PROBLEM REQUIREMENTS: Find the string "name" and gather every line that holds it.

INPUT:
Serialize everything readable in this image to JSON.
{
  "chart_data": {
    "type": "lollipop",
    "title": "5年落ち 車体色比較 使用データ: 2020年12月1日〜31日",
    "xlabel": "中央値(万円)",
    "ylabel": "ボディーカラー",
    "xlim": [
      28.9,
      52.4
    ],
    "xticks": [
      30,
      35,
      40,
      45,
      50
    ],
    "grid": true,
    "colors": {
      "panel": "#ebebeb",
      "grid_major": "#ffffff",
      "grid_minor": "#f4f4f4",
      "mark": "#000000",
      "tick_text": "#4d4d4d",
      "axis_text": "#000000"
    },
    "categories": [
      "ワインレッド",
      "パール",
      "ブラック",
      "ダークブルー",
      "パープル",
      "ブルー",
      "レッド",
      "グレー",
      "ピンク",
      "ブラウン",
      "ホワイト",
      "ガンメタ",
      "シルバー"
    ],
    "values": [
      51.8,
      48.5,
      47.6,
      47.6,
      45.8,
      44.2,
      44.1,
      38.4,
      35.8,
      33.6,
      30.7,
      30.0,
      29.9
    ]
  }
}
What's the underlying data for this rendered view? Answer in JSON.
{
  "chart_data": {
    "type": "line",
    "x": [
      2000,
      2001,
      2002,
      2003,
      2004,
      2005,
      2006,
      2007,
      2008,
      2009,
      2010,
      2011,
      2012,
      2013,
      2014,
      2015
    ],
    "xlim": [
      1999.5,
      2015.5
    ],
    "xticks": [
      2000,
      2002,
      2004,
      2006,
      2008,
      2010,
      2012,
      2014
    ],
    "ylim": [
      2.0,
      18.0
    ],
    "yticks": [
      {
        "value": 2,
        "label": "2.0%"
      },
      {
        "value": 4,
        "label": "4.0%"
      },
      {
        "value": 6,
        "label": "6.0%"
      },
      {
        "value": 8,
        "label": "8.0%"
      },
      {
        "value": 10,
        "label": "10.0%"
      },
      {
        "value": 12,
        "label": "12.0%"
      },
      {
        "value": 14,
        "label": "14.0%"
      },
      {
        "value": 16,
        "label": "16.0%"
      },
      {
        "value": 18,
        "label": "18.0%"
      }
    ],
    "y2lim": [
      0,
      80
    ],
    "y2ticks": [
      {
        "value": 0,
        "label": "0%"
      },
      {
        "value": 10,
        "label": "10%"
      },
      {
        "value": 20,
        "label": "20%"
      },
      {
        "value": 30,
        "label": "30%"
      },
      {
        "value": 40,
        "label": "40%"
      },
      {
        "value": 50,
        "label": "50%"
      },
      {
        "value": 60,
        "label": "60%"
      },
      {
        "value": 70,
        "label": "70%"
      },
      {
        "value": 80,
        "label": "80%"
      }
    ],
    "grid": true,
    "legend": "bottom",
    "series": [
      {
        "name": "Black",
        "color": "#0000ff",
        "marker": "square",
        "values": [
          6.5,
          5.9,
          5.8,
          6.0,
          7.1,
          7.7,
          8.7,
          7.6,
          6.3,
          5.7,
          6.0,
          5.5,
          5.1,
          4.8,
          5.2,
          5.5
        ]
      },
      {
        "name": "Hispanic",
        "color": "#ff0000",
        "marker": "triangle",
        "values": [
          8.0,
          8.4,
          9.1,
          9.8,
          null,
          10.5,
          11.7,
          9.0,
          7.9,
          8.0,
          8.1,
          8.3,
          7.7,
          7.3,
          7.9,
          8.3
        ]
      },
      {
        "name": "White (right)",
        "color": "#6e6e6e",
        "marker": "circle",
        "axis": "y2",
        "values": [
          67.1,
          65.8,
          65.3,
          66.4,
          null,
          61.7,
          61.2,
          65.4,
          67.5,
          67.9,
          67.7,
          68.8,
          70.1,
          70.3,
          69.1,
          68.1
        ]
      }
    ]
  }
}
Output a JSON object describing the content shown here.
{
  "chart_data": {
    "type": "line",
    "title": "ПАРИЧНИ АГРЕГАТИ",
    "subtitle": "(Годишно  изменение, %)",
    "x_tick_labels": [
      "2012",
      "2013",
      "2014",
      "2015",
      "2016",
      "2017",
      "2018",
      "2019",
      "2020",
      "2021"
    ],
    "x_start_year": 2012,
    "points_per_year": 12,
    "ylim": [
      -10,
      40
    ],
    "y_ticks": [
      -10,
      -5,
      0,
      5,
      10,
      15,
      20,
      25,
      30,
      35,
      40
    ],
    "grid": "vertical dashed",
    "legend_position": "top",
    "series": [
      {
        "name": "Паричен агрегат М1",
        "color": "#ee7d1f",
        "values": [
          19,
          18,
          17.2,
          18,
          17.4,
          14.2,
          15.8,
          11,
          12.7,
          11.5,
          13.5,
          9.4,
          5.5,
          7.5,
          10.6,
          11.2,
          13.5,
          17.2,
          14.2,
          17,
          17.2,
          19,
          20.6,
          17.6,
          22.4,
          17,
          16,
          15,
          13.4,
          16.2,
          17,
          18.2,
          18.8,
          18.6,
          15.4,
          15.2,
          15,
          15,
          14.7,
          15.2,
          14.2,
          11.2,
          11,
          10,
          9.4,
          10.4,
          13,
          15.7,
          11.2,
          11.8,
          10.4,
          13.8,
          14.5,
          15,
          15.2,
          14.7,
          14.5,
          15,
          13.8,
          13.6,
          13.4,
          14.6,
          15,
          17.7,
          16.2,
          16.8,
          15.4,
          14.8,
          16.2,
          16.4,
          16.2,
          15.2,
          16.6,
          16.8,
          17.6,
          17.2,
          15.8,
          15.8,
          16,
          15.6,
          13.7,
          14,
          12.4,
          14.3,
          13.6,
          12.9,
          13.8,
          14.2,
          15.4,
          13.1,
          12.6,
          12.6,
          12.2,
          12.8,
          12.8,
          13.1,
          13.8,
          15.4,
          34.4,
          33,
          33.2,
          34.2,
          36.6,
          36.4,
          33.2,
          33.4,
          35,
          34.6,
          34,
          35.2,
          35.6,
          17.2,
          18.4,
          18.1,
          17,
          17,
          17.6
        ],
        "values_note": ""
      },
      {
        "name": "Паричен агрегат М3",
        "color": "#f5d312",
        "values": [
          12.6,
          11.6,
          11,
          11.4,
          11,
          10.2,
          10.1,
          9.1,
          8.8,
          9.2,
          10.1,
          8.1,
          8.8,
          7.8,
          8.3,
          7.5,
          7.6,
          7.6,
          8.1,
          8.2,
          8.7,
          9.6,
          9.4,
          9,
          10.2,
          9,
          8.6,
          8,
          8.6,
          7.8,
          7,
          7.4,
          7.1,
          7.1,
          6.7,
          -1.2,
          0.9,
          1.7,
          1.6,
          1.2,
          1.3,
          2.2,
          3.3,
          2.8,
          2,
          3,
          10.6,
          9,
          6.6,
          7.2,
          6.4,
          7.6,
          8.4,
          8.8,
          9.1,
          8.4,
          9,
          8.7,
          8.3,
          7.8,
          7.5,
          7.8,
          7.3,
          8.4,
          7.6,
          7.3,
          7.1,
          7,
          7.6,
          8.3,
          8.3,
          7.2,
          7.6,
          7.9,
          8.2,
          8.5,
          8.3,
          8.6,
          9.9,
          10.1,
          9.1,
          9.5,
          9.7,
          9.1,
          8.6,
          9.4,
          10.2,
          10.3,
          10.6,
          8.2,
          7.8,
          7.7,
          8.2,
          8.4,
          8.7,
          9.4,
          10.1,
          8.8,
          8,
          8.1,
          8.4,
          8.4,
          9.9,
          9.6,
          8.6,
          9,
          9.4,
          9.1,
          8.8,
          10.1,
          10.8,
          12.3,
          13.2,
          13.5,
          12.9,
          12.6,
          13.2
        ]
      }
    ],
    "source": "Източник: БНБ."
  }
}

EXPECTED ANSWER:
        "name": "Black",
        "name": "Hispanic",
        "name": "White (right)",
        "name": "Паричен агрегат М1",
        "name": "Паричен агрегат М3",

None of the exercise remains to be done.